Material to process:

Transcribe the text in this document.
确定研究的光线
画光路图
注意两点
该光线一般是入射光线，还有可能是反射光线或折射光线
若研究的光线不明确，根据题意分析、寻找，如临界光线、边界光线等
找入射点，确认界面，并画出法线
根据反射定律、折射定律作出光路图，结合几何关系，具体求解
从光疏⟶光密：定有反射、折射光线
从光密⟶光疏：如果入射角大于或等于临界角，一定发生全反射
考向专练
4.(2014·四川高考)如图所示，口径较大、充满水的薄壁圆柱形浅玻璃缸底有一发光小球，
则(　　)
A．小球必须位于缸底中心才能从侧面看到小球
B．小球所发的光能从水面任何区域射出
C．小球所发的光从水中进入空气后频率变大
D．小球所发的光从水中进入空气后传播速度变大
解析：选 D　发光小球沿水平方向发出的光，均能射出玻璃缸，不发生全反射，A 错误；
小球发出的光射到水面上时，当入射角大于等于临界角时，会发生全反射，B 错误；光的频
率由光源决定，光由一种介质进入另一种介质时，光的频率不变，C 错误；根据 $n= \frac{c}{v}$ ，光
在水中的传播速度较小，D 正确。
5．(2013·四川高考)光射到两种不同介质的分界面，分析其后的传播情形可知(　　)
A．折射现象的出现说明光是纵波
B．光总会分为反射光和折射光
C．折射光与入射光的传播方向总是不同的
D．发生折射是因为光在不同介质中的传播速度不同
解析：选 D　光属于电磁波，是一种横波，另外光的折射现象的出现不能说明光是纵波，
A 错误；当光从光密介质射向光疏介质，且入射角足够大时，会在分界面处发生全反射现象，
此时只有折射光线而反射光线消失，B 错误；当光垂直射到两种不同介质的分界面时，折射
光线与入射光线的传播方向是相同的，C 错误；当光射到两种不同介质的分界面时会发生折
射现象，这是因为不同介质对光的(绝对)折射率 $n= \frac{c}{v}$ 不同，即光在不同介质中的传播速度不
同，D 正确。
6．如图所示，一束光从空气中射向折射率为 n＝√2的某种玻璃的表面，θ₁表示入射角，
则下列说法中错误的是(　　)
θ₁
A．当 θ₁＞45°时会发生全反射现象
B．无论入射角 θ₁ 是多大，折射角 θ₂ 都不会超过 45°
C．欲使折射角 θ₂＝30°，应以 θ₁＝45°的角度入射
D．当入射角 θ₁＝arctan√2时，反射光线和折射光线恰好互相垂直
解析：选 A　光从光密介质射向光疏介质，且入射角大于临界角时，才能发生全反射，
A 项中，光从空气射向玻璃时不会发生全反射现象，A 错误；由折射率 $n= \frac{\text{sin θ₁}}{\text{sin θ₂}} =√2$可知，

Task instructions:
Extract the full listing above without alteration.

Problem solution:
Transcribe the text in this document.
确定研究的光线
画光路图
注意两点
该光线一般是入射光线，还有可能是反射光线或折射光线
若研究的光线不明确，根据题意分析、寻找，如临界光线、边界光线等
找入射点，确认界面，并画出法线
根据反射定律、折射定律作出光路图，结合几何关系，具体求解
从光疏⟶光密：定有反射、折射光线
从光密⟶光疏：如果入射角大于或等于临界角，一定发生全反射
考向专练
4.(2014·四川高考)如图所示，口径较大、充满水的薄壁圆柱形浅玻璃缸底有一发光小球，
则(　　)
A．小球必须位于缸底中心才能从侧面看到小球
B．小球所发的光能从水面任何区域射出
C．小球所发的光从水中进入空气后频率变大
D．小球所发的光从水中进入空气后传播速度变大
解析：选 D　发光小球沿水平方向发出的光，均能射出玻璃缸，不发生全反射，A 错误；
小球发出的光射到水面上时，当入射角大于等于临界角时，会发生全反射，B 错误；光的频
率由光源决定，光由一种介质进入另一种介质时，光的频率不变，C 错误；根据 $n= \frac{c}{v}$ ，光
在水中的传播速度较小，D 正确。
5．(2013·四川高考)光射到两种不同介质的分界面，分析其后的传播情形可知(　　)
A．折射现象的出现说明光是纵波
B．光总会分为反射光和折射光
C．折射光与入射光的传播方向总是不同的
D．发生折射是因为光在不同介质中的传播速度不同
解析：选 D　光属于电磁波，是一种横波，另外光的折射现象的出现不能说明光是纵波，
A 错误；当光从光密介质射向光疏介质，且入射角足够大时，会在分界面处发生全反射现象，
此时只有折射光线而反射光线消失，B 错误；当光垂直射到两种不同介质的分界面时，折射
光线与入射光线的传播方向是相同的，C 错误；当光射到两种不同介质的分界面时会发生折
射现象，这是因为不同介质对光的(绝对)折射率 $n= \frac{c}{v}$ 不同，即光在不同介质中的传播速度不
同，D 正确。
6．如图所示，一束光从空气中射向折射率为 n＝√2的某种玻璃的表面，θ₁表示入射角，
则下列说法中错误的是(　　)
θ₁
A．当 θ₁＞45°时会发生全反射现象
B．无论入射角 θ₁ 是多大，折射角 θ₂ 都不会超过 45°
C．欲使折射角 θ₂＝30°，应以 θ₁＝45°的角度入射
D．当入射角 θ₁＝arctan√2时，反射光线和折射光线恰好互相垂直
解析：选 A　光从光密介质射向光疏介质，且入射角大于临界角时，才能发生全反射，
A 项中，光从空气射向玻璃时不会发生全反射现象，A 错误；由折射率 $n= \frac{\text{sin θ₁}}{\text{sin θ₂}} =√2$可知，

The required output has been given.